● Task goal
Write out the listing below exactly, and omit any images you find in it.

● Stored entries
┄┄┄┄┄┄

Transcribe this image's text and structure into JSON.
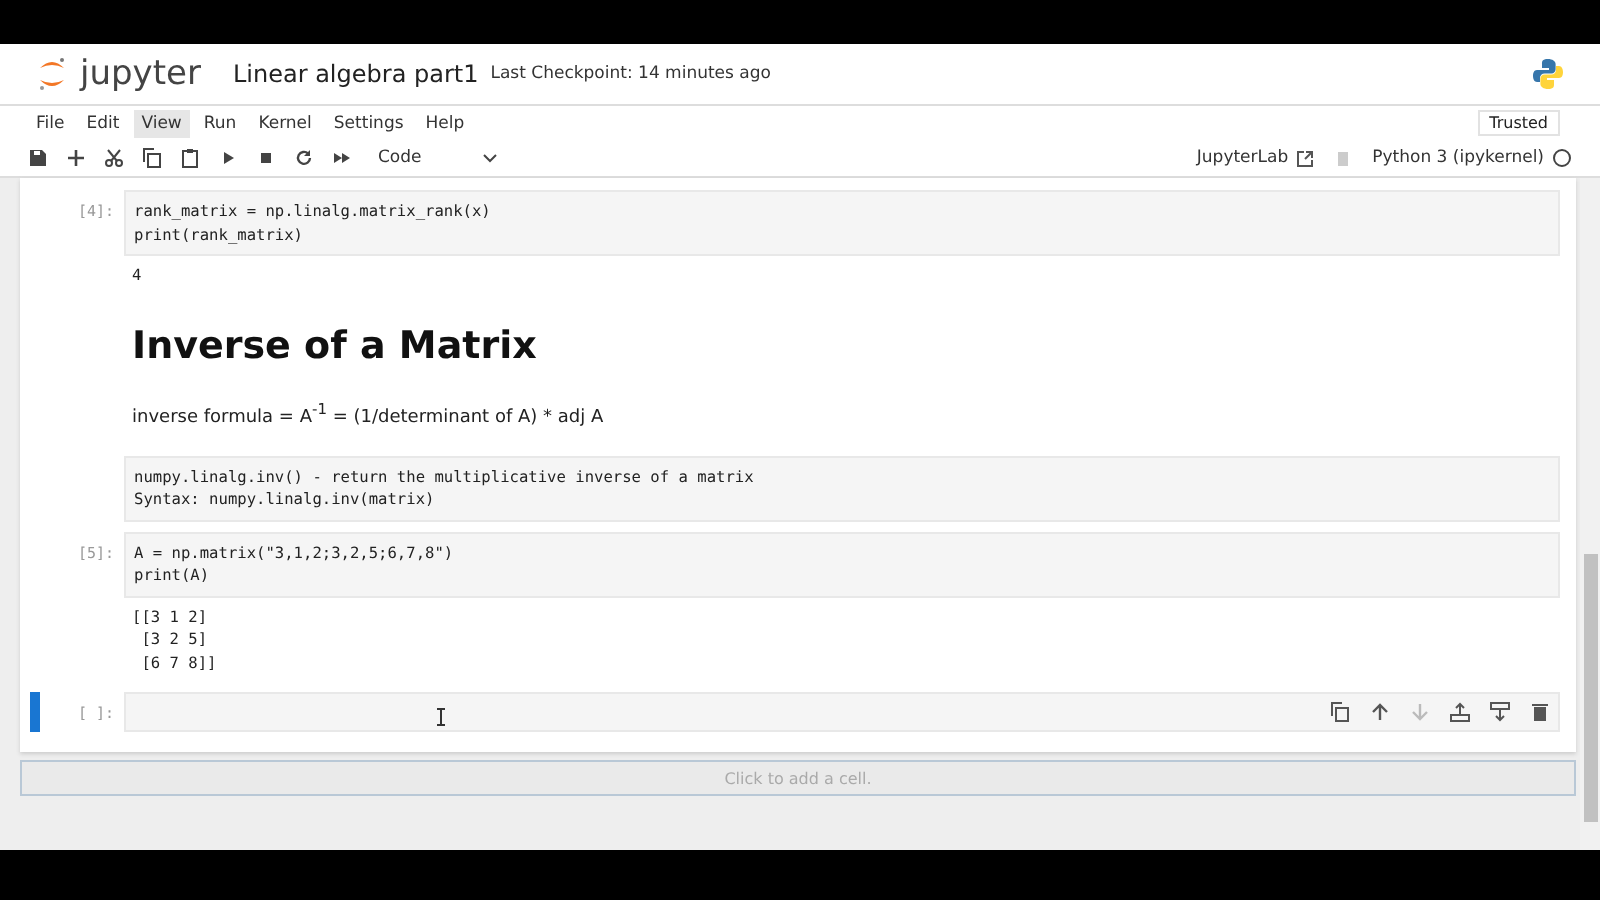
{
  "header": {
    "logo_text": "jupyter",
    "notebook_title": "Linear algebra part1",
    "checkpoint": "Last Checkpoint: 14 minutes ago"
  },
  "menu": [
    {
      "label": "File",
      "selected": false
    },
    {
      "label": "Edit",
      "selected": false
    },
    {
      "label": "View",
      "selected": true
    },
    {
      "label": "Run",
      "selected": false
    },
    {
      "label": "Kernel",
      "selected": false
    },
    {
      "label": "Settings",
      "selected": false
    },
    {
      "label": "Help",
      "selected": false
    }
  ],
  "trusted": "Trusted",
  "toolbar": {
    "cell_type": "Code",
    "jupyterlab_link": "JupyterLab",
    "kernel": "Python 3 (ipykernel)",
    "kernel_busy": false
  },
  "cells": [
    {
      "kind": "code",
      "prompt": "[4]:",
      "source": "rank_matrix = np.linalg.matrix_rank(x)\nprint(rank_matrix)",
      "output": "4",
      "active": false
    },
    {
      "kind": "heading",
      "text": "Inverse of a Matrix"
    },
    {
      "kind": "paragraph",
      "text": "inverse formula = A$^{-1}$ = (1/determinant of A) * adj A"
    },
    {
      "kind": "raw",
      "source": "numpy.linalg.inv() - return the multiplicative inverse of a matrix\nSyntax: numpy.linalg.inv(matrix)"
    },
    {
      "kind": "code",
      "prompt": "[5]:",
      "source": "A = np.matrix(\"3,1,2;3,2,5;6,7,8\")\nprint(A)",
      "output": "[[3 1 2]\n [3 2 5]\n [6 7 8]]",
      "active": false
    },
    {
      "kind": "code",
      "prompt": "[ ]:",
      "active": true
    }
  ],
  "add_cell_hint": "Click to add a cell."
}
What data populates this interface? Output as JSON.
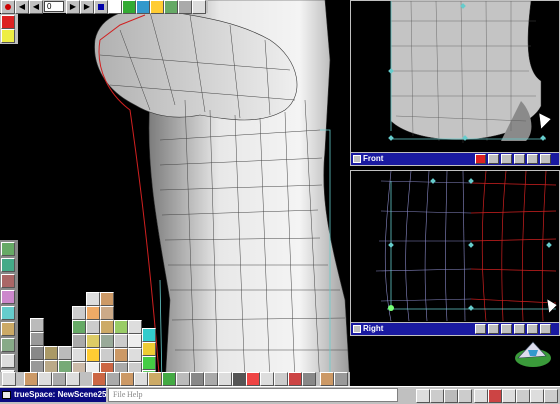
{
  "colors": {
    "titlebar": "#1a1aa0",
    "chrome": "#c0c0c0",
    "mesh_red": "#d02020",
    "mesh_cyan": "#80c8c8",
    "viewport_bg": "#000000"
  },
  "top_toolbar": {
    "frame_value": "0"
  },
  "viewports": {
    "front": {
      "title": "Front"
    },
    "right": {
      "title": "Right"
    }
  },
  "taskbar": {
    "app_title": "trueSpace: NewScene25"
  },
  "help_bar": {
    "items": [
      "File",
      "Help"
    ]
  },
  "icons": [
    "record-icon",
    "play-icon",
    "rewind-icon",
    "forward-icon",
    "stop-icon",
    "object-tool-icon",
    "paint-icon",
    "render-icon",
    "close-icon",
    "camera-icon",
    "light-icon",
    "material-icon",
    "navigation-icon"
  ]
}
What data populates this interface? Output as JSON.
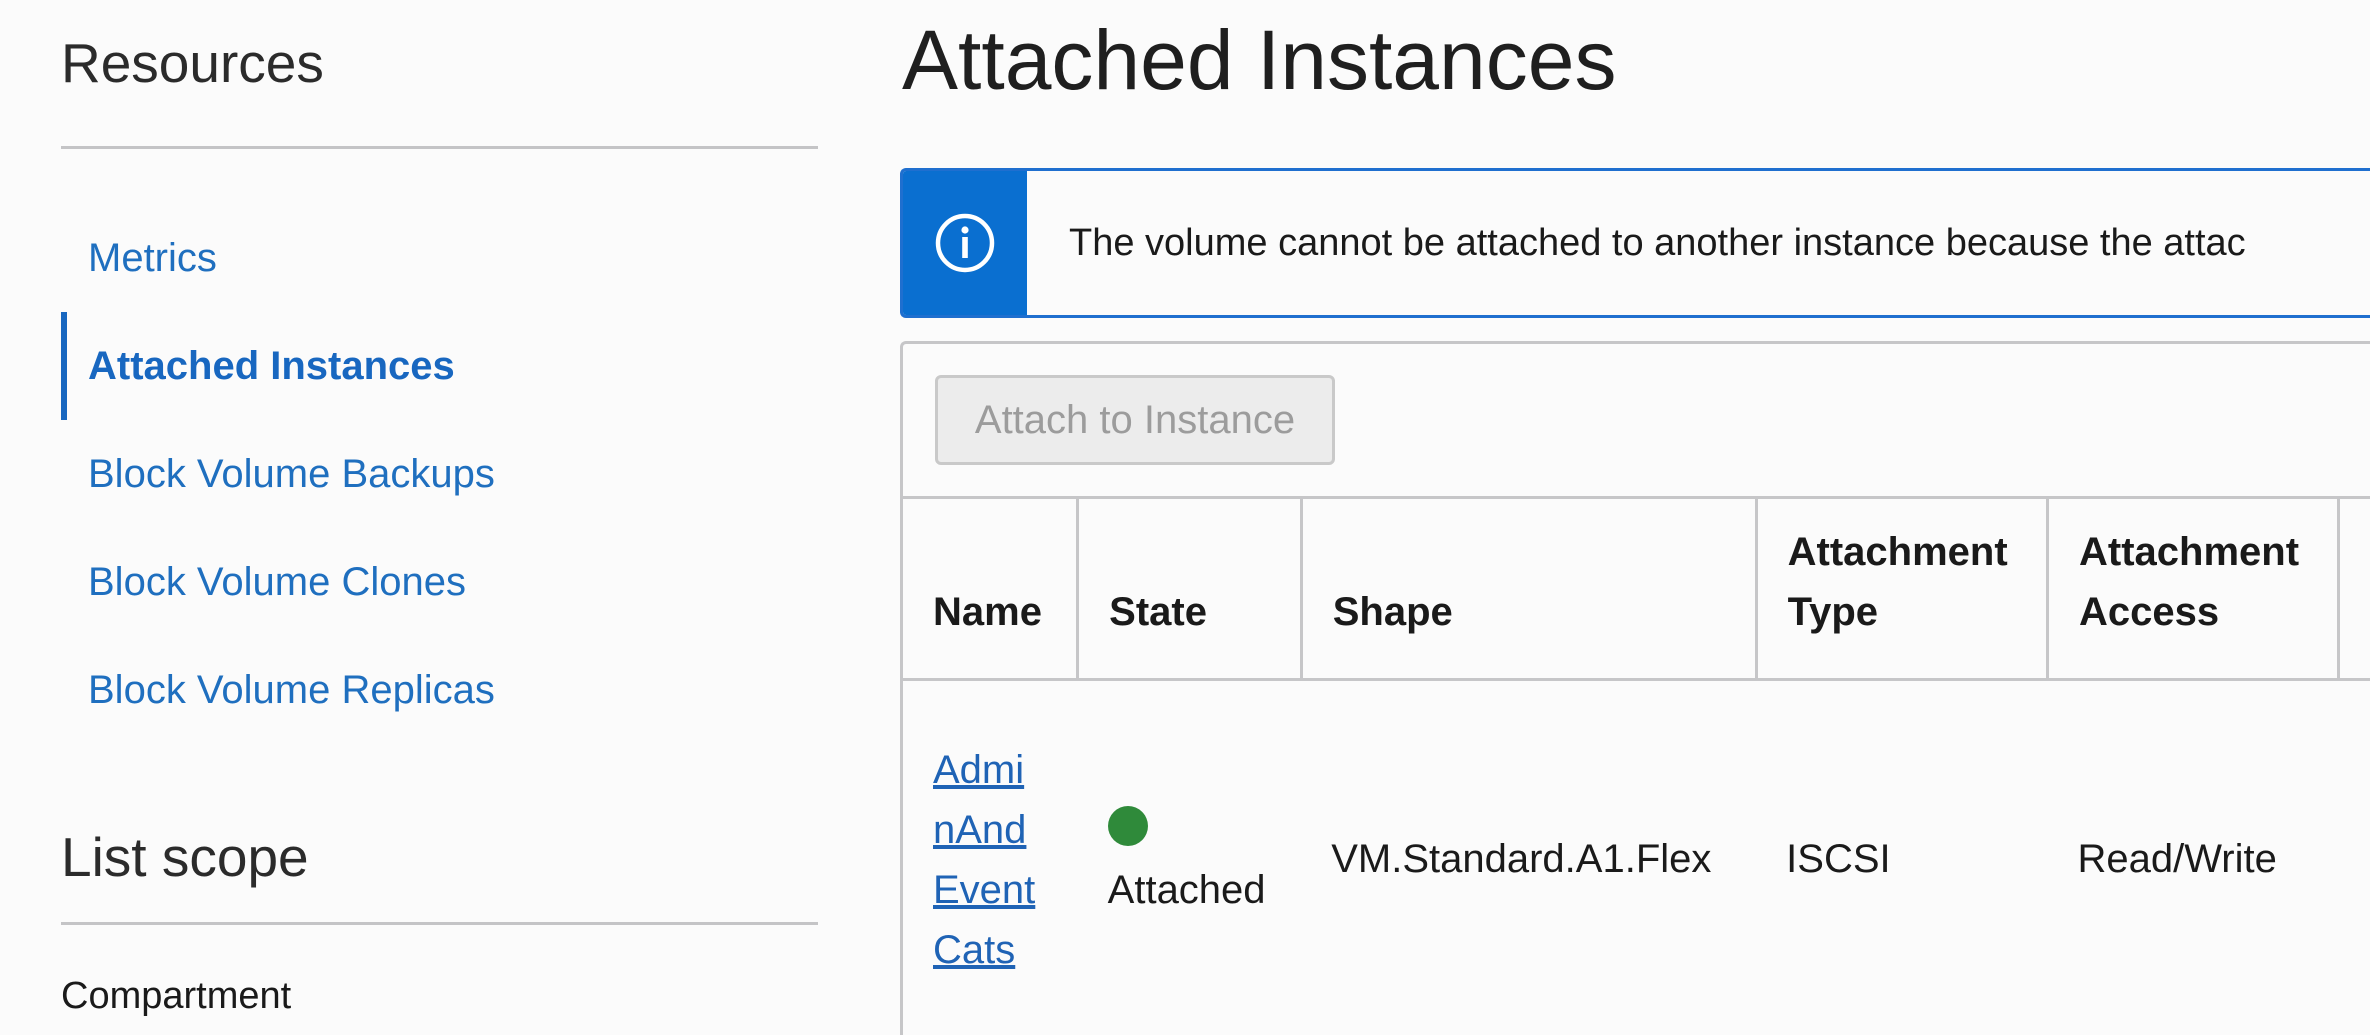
{
  "sidebar": {
    "resources_title": "Resources",
    "items": [
      {
        "label": "Metrics",
        "active": false
      },
      {
        "label": "Attached Instances",
        "active": true
      },
      {
        "label": "Block Volume Backups",
        "active": false
      },
      {
        "label": "Block Volume Clones",
        "active": false
      },
      {
        "label": "Block Volume Replicas",
        "active": false
      }
    ],
    "scope_title": "List scope",
    "compartment_label": "Compartment"
  },
  "main": {
    "title": "Attached Instances",
    "info_banner": {
      "icon": "info-icon",
      "text": "The volume cannot be attached to another instance because the attac"
    },
    "toolbar": {
      "attach_button_label": "Attach to Instance",
      "attach_button_disabled": true
    },
    "table": {
      "columns": [
        "Name",
        "State",
        "Shape",
        "Attachment Type",
        "Attachment Access"
      ],
      "rows": [
        {
          "name": "AdminAndEventCats",
          "state": "Attached",
          "state_icon": "status-dot-icon",
          "shape": "VM.Standard.A1.Flex",
          "attachment_type": "ISCSI",
          "attachment_access": "Read/Write"
        }
      ]
    }
  },
  "colors": {
    "link": "#1f6fbf",
    "accent": "#0a6fd0",
    "status_attached": "#2f8a3a",
    "divider": "#c4c4c6"
  }
}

┄┄┄┄┄┄

● Complete response
Transcribe this image's text and structure into JSON.
{
  "header": {
    "logo_text": "jupyter",
    "notebook_title": "Linear algebra part1",
    "checkpoint": "Last Checkpoint: 14 minutes ago"
  },
  "menu": [
    {
      "label": "File",
      "selected": false
    },
    {
      "label": "Edit",
      "selected": false
    },
    {
      "label": "View",
      "selected": true
    },
    {
      "label": "Run",
      "selected": false
    },
    {
      "label": "Kernel",
      "selected": false
    },
    {
      "label": "Settings",
      "selected": false
    },
    {
      "label": "Help",
      "selected": false
    }
  ],
  "trusted": "Trusted",
  "toolbar": {
    "cell_type": "Code",
    "jupyterlab_link": "JupyterLab",
    "kernel": "Python 3 (ipykernel)",
    "kernel_busy": false
  },
  "cells": [
    {
      "kind": "code",
      "prompt": "[4]:",
      "source": "rank_matrix = np.linalg.matrix_rank(x)\nprint(rank_matrix)",
      "output": "4",
      "active": false
    },
    {
      "kind": "heading",
      "text": "Inverse of a Matrix"
    },
    {
      "kind": "paragraph",
      "text": "inverse formula = A$^{-1}$ = (1/determinant of A) * adj A"
    },
    {
      "kind": "raw",
      "source": "numpy.linalg.inv() - return the multiplicative inverse of a matrix\nSyntax: numpy.linalg.inv(matrix)"
    },
    {
      "kind": "code",
      "prompt": "[5]:",
      "source": "A = np.matrix(\"3,1,2;3,2,5;6,7,8\")\nprint(A)",
      "output": "[[3 1 2]\n [3 2 5]\n [6 7 8]]",
      "active": false
    },
    {
      "kind": "code",
      "prompt": "[ ]:",
      "active": true
    }
  ],
  "add_cell_hint": "Click to add a cell."
}
What data populates this interface? Output as JSON.
{
  "colors": {
    "titlebar": "#1a1aa0",
    "chrome": "#c0c0c0",
    "mesh_red": "#d02020",
    "mesh_cyan": "#80c8c8",
    "viewport_bg": "#000000"
  },
  "top_toolbar": {
    "frame_value": "0"
  },
  "viewports": {
    "front": {
      "title": "Front"
    },
    "right": {
      "title": "Right"
    }
  },
  "taskbar": {
    "app_title": "trueSpace: NewScene25"
  },
  "help_bar": {
    "items": [
      "File",
      "Help"
    ]
  },
  "icons": [
    "record-icon",
    "play-icon",
    "rewind-icon",
    "forward-icon",
    "stop-icon",
    "object-tool-icon",
    "paint-icon",
    "render-icon",
    "close-icon",
    "camera-icon",
    "light-icon",
    "material-icon",
    "navigation-icon"
  ]
}
What data populates this interface? Output as JSON.
{
  "sidebar": {
    "resources_title": "Resources",
    "items": [
      {
        "label": "Metrics",
        "active": false
      },
      {
        "label": "Attached Instances",
        "active": true
      },
      {
        "label": "Block Volume Backups",
        "active": false
      },
      {
        "label": "Block Volume Clones",
        "active": false
      },
      {
        "label": "Block Volume Replicas",
        "active": false
      }
    ],
    "scope_title": "List scope",
    "compartment_label": "Compartment"
  },
  "main": {
    "title": "Attached Instances",
    "info_banner": {
      "icon": "info-icon",
      "text": "The volume cannot be attached to another instance because the attac"
    },
    "toolbar": {
      "attach_button_label": "Attach to Instance",
      "attach_button_disabled": true
    },
    "table": {
      "columns": [
        "Name",
        "State",
        "Shape",
        "Attachment Type",
        "Attachment Access"
      ],
      "rows": [
        {
          "name": "AdminAndEventCats",
          "state": "Attached",
          "state_icon": "status-dot-icon",
          "shape": "VM.Standard.A1.Flex",
          "attachment_type": "ISCSI",
          "attachment_access": "Read/Write"
        }
      ]
    }
  },
  "colors": {
    "link": "#1f6fbf",
    "accent": "#0a6fd0",
    "status_attached": "#2f8a3a",
    "divider": "#c4c4c6"
  }
}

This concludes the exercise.